◆ **REQUIRED TASK**
Identify the lines holding "入住通知书" and copy them.

Saved entries
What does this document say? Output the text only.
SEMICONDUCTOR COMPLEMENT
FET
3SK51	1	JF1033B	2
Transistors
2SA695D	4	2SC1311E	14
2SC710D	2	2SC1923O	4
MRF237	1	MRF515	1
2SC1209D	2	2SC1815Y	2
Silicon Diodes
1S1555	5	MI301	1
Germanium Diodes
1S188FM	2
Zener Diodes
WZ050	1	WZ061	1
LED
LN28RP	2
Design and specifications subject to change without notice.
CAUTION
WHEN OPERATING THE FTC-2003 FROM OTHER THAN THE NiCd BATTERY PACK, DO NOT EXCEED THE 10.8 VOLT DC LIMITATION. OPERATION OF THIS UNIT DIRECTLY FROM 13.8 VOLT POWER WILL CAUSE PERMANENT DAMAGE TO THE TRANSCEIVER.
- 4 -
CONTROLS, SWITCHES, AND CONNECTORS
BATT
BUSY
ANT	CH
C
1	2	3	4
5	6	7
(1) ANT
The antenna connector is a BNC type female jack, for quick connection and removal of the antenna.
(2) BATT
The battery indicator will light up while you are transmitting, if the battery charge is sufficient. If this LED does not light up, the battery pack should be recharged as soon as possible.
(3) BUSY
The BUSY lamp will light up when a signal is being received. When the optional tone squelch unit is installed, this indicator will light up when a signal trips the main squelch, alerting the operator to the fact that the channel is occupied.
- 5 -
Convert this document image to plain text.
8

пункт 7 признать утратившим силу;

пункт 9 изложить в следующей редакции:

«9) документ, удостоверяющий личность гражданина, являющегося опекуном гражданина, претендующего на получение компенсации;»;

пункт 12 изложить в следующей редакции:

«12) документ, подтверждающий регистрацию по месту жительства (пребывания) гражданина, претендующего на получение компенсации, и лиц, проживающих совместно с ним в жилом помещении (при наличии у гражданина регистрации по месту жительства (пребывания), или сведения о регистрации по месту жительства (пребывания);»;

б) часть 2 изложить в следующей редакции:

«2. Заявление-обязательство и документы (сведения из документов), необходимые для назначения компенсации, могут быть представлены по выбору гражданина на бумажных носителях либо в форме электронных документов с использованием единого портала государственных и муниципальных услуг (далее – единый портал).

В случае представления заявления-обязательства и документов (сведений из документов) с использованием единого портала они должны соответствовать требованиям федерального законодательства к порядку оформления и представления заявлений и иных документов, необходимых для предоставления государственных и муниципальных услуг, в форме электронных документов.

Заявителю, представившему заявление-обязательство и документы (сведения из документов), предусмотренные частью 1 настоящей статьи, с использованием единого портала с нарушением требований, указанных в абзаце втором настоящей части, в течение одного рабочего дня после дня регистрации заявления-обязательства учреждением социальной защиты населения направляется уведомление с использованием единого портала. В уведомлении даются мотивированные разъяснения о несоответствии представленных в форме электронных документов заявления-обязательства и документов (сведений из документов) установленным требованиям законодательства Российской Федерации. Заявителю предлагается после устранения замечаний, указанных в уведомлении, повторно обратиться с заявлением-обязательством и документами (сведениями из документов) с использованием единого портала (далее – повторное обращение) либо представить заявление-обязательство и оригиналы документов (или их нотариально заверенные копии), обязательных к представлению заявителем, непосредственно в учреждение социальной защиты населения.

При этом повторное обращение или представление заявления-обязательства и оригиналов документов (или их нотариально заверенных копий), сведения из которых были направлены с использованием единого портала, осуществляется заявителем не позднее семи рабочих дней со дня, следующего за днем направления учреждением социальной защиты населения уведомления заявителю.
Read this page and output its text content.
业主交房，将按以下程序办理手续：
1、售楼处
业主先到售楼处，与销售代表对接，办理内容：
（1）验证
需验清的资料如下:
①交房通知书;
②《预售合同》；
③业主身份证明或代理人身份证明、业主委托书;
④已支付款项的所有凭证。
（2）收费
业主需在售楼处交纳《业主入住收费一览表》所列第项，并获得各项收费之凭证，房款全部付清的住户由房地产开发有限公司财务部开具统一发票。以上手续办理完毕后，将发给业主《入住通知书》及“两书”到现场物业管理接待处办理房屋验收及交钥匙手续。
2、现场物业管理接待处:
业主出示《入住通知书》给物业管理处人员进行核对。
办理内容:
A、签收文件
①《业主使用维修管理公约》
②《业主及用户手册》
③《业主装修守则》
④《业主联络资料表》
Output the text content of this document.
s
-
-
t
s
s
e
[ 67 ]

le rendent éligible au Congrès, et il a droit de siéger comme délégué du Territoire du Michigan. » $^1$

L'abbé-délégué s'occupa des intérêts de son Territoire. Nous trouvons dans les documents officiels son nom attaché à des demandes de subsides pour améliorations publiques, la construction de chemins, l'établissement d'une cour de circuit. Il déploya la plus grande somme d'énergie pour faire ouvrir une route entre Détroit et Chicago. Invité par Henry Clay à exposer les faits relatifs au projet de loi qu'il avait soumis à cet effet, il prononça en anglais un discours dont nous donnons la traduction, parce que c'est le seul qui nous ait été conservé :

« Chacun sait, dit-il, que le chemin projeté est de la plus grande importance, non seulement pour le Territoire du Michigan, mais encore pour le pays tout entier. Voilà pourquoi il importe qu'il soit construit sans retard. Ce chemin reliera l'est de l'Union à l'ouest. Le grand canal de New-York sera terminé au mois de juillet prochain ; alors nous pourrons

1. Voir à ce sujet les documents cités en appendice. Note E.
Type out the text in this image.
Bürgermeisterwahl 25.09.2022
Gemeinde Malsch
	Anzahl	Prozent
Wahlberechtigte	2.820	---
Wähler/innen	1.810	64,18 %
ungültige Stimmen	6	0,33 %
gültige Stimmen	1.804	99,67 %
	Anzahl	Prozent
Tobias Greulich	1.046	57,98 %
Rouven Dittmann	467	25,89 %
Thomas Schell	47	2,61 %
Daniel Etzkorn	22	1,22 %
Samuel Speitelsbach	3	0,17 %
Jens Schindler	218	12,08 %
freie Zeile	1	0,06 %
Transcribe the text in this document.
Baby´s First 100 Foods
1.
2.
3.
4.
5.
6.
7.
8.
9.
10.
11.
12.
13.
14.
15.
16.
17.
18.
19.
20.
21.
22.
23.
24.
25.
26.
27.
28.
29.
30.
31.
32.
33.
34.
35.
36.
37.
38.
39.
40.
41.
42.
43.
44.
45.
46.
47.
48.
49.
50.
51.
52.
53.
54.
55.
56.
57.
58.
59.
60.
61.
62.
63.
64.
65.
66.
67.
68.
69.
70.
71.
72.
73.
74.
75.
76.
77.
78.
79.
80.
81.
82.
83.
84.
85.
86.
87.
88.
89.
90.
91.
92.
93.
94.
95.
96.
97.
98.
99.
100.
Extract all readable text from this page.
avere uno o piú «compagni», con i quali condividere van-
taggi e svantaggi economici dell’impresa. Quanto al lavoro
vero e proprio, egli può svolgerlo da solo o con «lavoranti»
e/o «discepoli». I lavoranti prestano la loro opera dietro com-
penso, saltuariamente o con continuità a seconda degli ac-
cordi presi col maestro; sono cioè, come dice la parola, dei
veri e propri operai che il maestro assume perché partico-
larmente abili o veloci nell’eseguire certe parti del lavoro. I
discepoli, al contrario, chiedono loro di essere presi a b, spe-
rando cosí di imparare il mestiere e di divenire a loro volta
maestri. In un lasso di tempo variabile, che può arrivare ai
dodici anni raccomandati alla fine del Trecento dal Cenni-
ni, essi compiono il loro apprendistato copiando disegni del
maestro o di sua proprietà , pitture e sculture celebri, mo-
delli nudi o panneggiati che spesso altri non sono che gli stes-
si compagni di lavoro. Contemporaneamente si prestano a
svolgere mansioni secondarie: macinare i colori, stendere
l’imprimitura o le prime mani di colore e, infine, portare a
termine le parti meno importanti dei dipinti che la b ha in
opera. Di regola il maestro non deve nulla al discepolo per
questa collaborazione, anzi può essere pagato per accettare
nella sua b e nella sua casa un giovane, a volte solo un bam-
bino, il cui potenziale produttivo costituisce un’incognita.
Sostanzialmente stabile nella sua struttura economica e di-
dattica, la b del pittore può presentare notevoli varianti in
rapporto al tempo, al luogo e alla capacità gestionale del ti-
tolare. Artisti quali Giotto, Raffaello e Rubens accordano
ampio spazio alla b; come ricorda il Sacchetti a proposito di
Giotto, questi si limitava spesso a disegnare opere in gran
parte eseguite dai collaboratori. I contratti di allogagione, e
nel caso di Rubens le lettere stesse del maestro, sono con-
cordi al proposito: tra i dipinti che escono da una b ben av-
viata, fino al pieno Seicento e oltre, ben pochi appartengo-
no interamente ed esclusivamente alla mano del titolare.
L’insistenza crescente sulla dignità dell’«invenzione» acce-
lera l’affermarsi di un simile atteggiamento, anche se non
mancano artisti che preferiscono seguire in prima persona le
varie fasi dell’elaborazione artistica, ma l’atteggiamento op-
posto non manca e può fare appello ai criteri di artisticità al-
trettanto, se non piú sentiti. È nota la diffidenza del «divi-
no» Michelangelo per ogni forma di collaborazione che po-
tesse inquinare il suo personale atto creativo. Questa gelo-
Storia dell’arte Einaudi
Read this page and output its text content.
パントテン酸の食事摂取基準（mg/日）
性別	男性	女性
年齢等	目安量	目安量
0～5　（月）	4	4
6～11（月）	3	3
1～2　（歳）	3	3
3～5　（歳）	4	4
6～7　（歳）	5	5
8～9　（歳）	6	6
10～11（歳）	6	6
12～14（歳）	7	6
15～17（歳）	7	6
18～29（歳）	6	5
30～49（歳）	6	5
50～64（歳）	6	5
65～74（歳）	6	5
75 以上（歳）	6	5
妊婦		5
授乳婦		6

◆ **TASK ANSWER**
业主需在售楼处交纳《业主入住收费一览表》所列第项，并获得各项收费之凭证，房款全部付清的住户由房地产开发有限公司财务部开具统一发票。以上手续办理完毕后，将发给业主《入住通知书》及“两书”到现场物业管理接待处办理房屋验收及交钥匙手续。
业主出示《入住通知书》给物业管理处人员进行核对。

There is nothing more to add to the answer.